Records
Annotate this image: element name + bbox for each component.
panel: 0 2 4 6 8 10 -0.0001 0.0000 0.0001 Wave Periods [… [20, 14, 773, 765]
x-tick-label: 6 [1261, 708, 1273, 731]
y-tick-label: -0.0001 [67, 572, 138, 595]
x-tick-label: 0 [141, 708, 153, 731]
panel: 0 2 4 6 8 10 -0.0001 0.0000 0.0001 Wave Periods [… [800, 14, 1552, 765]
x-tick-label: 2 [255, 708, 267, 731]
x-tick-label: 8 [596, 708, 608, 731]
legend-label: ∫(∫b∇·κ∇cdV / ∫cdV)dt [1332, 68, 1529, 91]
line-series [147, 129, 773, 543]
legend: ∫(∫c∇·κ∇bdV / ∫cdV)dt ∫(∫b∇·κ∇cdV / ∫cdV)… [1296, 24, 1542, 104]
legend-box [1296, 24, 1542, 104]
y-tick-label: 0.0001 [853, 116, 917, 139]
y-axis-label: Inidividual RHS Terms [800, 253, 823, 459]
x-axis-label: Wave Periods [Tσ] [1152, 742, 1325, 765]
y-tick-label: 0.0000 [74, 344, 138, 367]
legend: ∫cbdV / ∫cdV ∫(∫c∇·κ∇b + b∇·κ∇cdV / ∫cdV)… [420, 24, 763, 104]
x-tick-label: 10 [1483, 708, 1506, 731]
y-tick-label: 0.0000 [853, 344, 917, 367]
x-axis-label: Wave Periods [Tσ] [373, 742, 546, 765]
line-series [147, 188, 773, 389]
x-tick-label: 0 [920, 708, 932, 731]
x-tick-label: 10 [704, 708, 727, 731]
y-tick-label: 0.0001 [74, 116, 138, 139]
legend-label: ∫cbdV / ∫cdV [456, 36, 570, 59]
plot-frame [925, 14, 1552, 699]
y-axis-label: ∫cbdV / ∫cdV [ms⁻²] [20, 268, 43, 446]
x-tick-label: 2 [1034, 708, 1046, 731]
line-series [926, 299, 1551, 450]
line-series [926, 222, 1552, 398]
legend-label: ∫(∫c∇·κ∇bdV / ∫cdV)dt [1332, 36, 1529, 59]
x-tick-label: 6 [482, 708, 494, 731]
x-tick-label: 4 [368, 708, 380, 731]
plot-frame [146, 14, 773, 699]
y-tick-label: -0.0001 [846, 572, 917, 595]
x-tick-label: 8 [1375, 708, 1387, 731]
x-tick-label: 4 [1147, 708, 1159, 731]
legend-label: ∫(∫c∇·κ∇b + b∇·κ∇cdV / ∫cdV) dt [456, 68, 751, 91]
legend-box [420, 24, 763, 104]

- [The problem] Please retype all of the records above line for line, with nothing changed.

- [Response]
Annotate this image: element name + bbox for each component.
panel: 0 2 4 6 8 10 -0.0001 0.0000 0.0001 Wave Periods [… [20, 14, 773, 765]
x-tick-label: 6 [1261, 708, 1273, 731]
y-tick-label: -0.0001 [67, 572, 138, 595]
x-tick-label: 0 [141, 708, 153, 731]
panel: 0 2 4 6 8 10 -0.0001 0.0000 0.0001 Wave Periods [… [800, 14, 1552, 765]
x-tick-label: 2 [255, 708, 267, 731]
x-tick-label: 8 [596, 708, 608, 731]
legend-label: ∫(∫b∇·κ∇cdV / ∫cdV)dt [1332, 68, 1529, 91]
line-series [147, 129, 773, 543]
legend: ∫(∫c∇·κ∇bdV / ∫cdV)dt ∫(∫b∇·κ∇cdV / ∫cdV)… [1296, 24, 1542, 104]
legend-box [1296, 24, 1542, 104]
y-tick-label: 0.0001 [853, 116, 917, 139]
y-axis-label: Inidividual RHS Terms [800, 253, 823, 459]
x-axis-label: Wave Periods [Tσ] [1152, 742, 1325, 765]
y-tick-label: 0.0000 [74, 344, 138, 367]
legend: ∫cbdV / ∫cdV ∫(∫c∇·κ∇b + b∇·κ∇cdV / ∫cdV)… [420, 24, 763, 104]
x-tick-label: 10 [1483, 708, 1506, 731]
y-tick-label: 0.0000 [853, 344, 917, 367]
x-axis-label: Wave Periods [Tσ] [373, 742, 546, 765]
line-series [147, 188, 773, 389]
x-tick-label: 0 [920, 708, 932, 731]
x-tick-label: 10 [704, 708, 727, 731]
y-tick-label: 0.0001 [74, 116, 138, 139]
legend-label: ∫cbdV / ∫cdV [456, 36, 570, 59]
plot-frame [925, 14, 1552, 699]
y-axis-label: ∫cbdV / ∫cdV [ms⁻²] [20, 268, 43, 446]
x-tick-label: 2 [1034, 708, 1046, 731]
line-series [926, 299, 1551, 450]
line-series [926, 222, 1552, 398]
legend-label: ∫(∫c∇·κ∇bdV / ∫cdV)dt [1332, 36, 1529, 59]
x-tick-label: 6 [482, 708, 494, 731]
x-tick-label: 4 [368, 708, 380, 731]
plot-frame [146, 14, 773, 699]
y-tick-label: -0.0001 [846, 572, 917, 595]
x-tick-label: 8 [1375, 708, 1387, 731]
x-tick-label: 4 [1147, 708, 1159, 731]
legend-label: ∫(∫c∇·κ∇b + b∇·κ∇cdV / ∫cdV) dt [456, 68, 751, 91]
legend-box [420, 24, 763, 104]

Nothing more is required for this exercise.